Leaving out Peru, the Latin American countries covered are seeing more modest downside surprises, or even positive ones.

Our Itaú Inflationary Surprise Index reached -0.23 in February. Leaving out Peru, the Latin American countries covered are seeing more modest downside surprises, or even positive ones. Nonetheless, the general inflationary trend is still skewed to the downside, as activity in the region struggles to pick up substantially from low levels and exchange rates in South America are stronger. Worthy of continuous monitoring and unlike its peers, Mexico carries a deteriorating outlook for inflation.

The inflation surprise index compares trends in inflation indicators released during the month to what analysts had been expecting for them. The inflation index is a GDP-weighted average of separate indices for Brazil, Mexico, Chile, Colombia and Peru. The inflation index, however, possesses fewer indicators for each country due to the limited number of inflation indices that are consistently forecasted by agents. As usual, an above-zero reading means inflation overshot estimates. A below zero reading means inflation came in lower than expected. The index is a presented as a three-month moving average in order to avoid excess volatility.

Brazil’s index was at -0.46 in February, slightly higher than -0.58 in January. The overall trend is still skewed to downside surprises, though results were more mixed in February, with the IPCA-15 coming in (slightly) above expectations for the first time in seven months, rising 0.54% vs. consensus’ 0.50% estimate. Nonetheless, the headline IPCA-15 reading fell to 5.0% (from 5.9%) with services inflation surprising to the downside, a continuous signal that inflation is undergoing a more structural slowdown (with a favorable food-price also helping). January’s IPCA contributed to the negative number, registering a 0.38% increase in January, below the 0.42% expected by the market. In all, we expect the headline IPCA reading at 4.4% y/y by yearend.

* _Records for the task_:
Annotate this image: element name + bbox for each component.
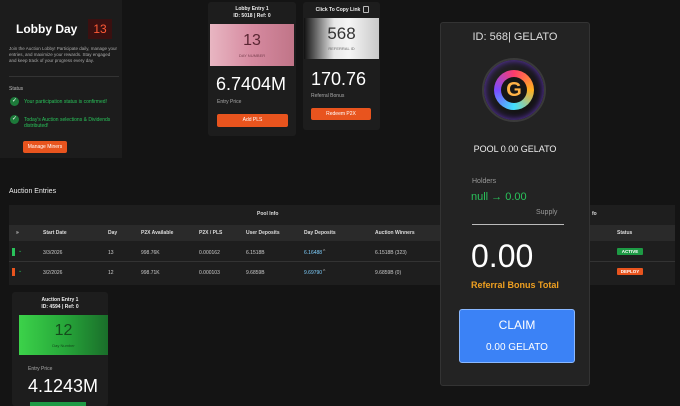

...

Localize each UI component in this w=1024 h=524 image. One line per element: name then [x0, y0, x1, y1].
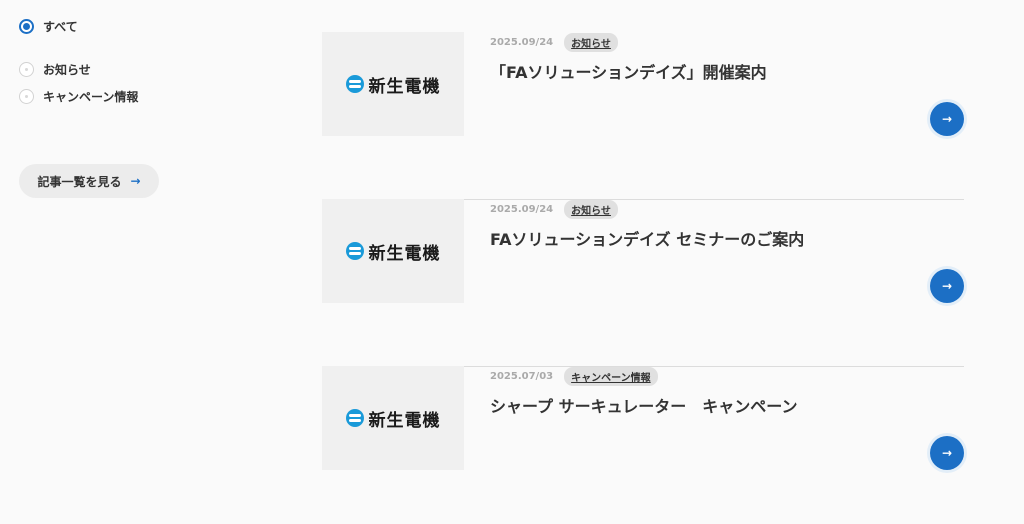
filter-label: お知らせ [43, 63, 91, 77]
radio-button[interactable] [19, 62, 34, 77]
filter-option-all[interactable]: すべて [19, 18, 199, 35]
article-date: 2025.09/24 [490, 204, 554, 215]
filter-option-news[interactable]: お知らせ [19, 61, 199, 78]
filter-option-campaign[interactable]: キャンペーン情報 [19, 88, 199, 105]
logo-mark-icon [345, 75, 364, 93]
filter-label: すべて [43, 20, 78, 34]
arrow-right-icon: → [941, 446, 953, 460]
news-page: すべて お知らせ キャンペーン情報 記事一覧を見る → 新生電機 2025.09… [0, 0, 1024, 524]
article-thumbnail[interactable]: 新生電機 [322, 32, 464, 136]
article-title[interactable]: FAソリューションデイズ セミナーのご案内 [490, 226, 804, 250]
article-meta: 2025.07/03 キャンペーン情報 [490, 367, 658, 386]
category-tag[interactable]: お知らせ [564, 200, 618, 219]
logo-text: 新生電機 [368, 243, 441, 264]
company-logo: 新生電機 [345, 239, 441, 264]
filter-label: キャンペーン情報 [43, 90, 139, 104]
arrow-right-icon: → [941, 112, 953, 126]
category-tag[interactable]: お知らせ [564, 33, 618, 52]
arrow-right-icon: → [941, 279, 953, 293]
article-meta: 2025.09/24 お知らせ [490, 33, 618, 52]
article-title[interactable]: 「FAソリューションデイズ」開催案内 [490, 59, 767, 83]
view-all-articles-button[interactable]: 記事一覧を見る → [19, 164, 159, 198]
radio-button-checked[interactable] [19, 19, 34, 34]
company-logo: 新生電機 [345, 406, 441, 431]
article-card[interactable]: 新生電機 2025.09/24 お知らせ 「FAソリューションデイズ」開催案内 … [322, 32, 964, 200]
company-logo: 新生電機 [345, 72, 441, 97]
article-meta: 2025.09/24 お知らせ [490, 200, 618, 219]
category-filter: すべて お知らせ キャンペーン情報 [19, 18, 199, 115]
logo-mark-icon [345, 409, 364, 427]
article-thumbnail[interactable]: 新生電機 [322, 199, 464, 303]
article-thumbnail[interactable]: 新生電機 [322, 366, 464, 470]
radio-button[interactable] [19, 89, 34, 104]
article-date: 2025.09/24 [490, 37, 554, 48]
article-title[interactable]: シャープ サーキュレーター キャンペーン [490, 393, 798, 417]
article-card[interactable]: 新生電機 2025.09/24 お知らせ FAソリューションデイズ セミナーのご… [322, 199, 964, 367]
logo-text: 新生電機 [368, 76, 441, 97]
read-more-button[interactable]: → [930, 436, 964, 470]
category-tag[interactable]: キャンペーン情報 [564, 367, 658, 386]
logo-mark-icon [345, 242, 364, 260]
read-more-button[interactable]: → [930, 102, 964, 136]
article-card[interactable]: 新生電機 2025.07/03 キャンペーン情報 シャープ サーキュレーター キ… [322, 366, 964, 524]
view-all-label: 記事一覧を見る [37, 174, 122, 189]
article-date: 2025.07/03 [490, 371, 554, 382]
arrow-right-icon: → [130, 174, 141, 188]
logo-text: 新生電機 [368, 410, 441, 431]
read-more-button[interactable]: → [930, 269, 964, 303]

* _Requests_:
(1) Reproduce word for word the passage of the Latin American inflation text starting at "The inflation surprise" and ending at "avoid excess volatility.".
(2) Repeat the lines of the records exactly, starting at the line that contains "Localize each UI" and ending at the line that contains "filter-label: すべて [43, 20, 78, 34]", with both of those lines included. Leave the pictures out.

* _Worked answers_:
(1)
The inflation surprise index compares trends in inflation indicators released during the month to what analysts had been expecting for them. The inflation index is a GDP-weighted average of separate indices for Brazil, Mexico, Chile, Colombia and Peru. The inflation index, however, possesses fewer indicators for each country due to the limited number of inflation indices that are consistently forecasted by agents. As usual, an above-zero reading means inflation overshot estimates. A below zero reading means inflation came in lower than expected. The index is a presented as a three-month moving average in order to avoid excess volatility.

(2)
Localize each UI component in this w=1024 h=524 image. One line per element: name then [x0, y0, x1, y1].
filter-label: お知らせ [43, 63, 91, 77]
radio-button[interactable] [19, 62, 34, 77]
filter-option-all[interactable]: すべて [19, 18, 199, 35]
article-date: 2025.09/24 [490, 204, 554, 215]
filter-option-news[interactable]: お知らせ [19, 61, 199, 78]
filter-option-campaign[interactable]: キャンペーン情報 [19, 88, 199, 105]
logo-mark-icon [345, 75, 364, 93]
filter-label: すべて [43, 20, 78, 34]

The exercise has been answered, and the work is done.